(Records excerpted from a collection)

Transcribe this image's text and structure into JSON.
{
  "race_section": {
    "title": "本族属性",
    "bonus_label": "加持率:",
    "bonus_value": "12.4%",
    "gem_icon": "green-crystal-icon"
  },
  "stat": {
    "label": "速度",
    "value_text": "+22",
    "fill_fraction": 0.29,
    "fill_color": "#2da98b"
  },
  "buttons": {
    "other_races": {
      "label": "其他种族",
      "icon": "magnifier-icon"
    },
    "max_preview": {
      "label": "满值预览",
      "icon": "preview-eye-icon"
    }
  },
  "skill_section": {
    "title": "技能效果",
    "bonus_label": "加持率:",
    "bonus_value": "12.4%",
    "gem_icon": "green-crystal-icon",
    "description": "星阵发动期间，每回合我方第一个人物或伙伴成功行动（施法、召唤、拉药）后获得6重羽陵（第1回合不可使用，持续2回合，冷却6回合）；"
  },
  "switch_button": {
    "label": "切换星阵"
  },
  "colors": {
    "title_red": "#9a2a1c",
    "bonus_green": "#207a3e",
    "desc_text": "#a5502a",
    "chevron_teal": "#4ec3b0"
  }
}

---

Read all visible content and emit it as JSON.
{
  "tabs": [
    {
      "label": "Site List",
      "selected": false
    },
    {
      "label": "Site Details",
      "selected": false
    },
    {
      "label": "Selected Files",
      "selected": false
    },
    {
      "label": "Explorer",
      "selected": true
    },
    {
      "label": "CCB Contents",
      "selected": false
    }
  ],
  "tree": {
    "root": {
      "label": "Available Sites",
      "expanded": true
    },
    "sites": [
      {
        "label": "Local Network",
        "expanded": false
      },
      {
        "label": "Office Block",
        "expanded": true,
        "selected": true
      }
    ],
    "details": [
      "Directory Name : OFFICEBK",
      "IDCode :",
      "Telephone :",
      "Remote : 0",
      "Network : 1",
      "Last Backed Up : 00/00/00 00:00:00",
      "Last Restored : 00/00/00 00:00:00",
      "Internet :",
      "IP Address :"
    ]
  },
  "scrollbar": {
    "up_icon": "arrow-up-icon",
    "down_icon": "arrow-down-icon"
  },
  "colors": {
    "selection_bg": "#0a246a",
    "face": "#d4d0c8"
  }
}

◆ Task objective ◆
Copy out every line from the records that has the word "expanded".

◆ Exercise output ◆
      "expanded": true
        "expanded": false
        "expanded": true,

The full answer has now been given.